Text block:
** BEGIN **

It’s a kind of scientific integrity, a principle of scientific thought that corresponds to a kind of utter honesty–a kind of leaning over backwards. For example, if you’re doing an experiment, you should report everything that you think might make it invalid–not only what you think is right about it: other causes that could possibly explain your results; and things you thought of that you’ve eliminated by some other experiment, and how they worked–to make sure the other fellow can tell they have been eliminated.

Details that could throw doubt on your interpretation must be given, if you know them. You must do the best you can–if you know anything at all wrong, or possibly wrong–to explain it. If you make a theory, for example, and advertise it, or put it out, then you must also put down all the facts that disagree with it, as well as those that agree with it. There is also a more subtle problem. When you have put a lot of ideas together to make an elaborate theory, you want to make sure, when explaining what it fits, that those things it fits are not just the things that gave you the idea for the theory; but that the finished theory makes something else come out right, in addition.

Romer contrasts this admirable statement of what scientific integrity means with another by George Stigler, seemingly justifying, or at least excusing, a kind of special pleading on behalf of one’s own theory. And the institutional and perhaps ideological association between Stigler and Lucas seems to suggest that Lucas is inclined to follow the permissive and flexible Stiglerian ethic rather than rigorous Feynman standard of scientific integrity. Romer regards this as a breach of the scientific method and a step backward for economics as a science.

** END **

Given material:
** BEGIN **

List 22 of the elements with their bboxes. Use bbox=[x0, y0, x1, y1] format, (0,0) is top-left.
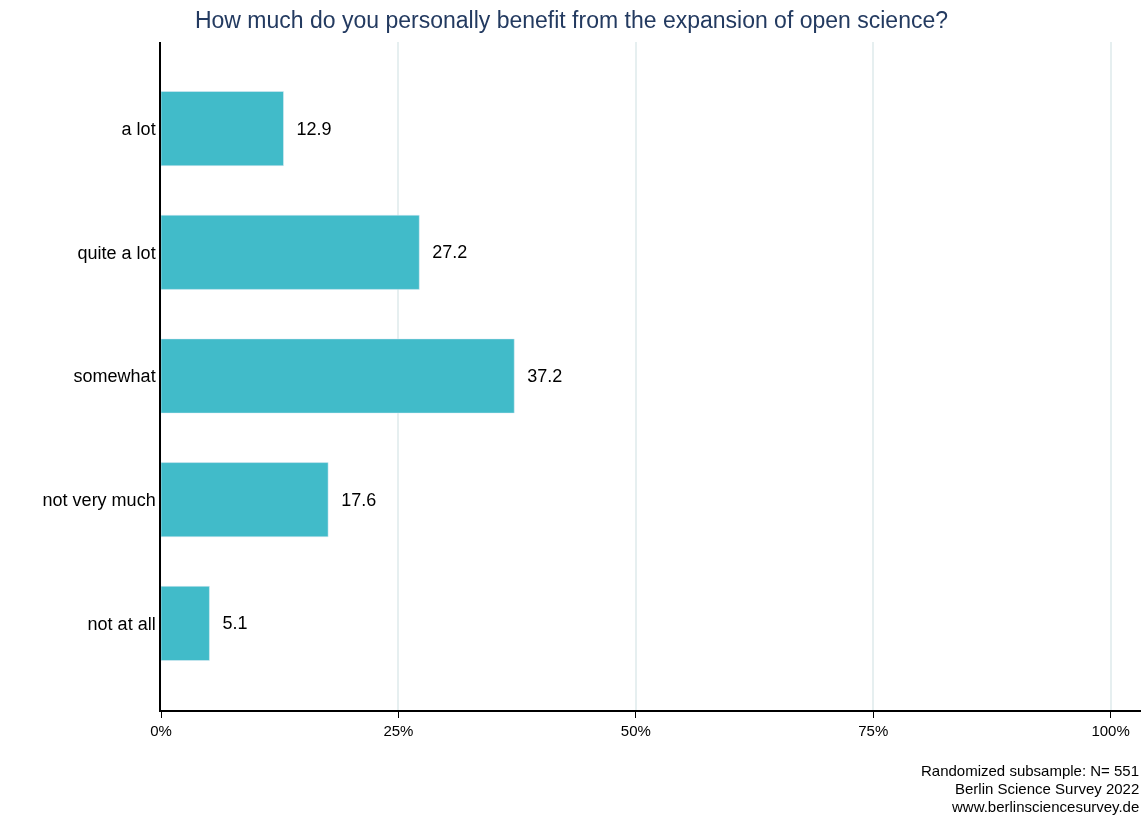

** END **

Written tasks:
1 - In the scientific integrity text, what must you put down if you make a theory and advertise it?
2 - Transcribe the stretch of the scientific integrity text from "Romer contrasts this" through "as a science.".

Exercise results:
1 - All the facts that disagree with it, as well as those that agree with it.

2 -
Romer contrasts this admirable statement of what scientific integrity means with another by George Stigler, seemingly justifying, or at least excusing, a kind of special pleading on behalf of one’s own theory. And the institutional and perhaps ideological association between Stigler and Lucas seems to suggest that Lucas is inclined to follow the permissive and flexible Stiglerian ethic rather than rigorous Feynman standard of scientific integrity. Romer regards this as a breach of the scientific method and a step backward for economics as a science.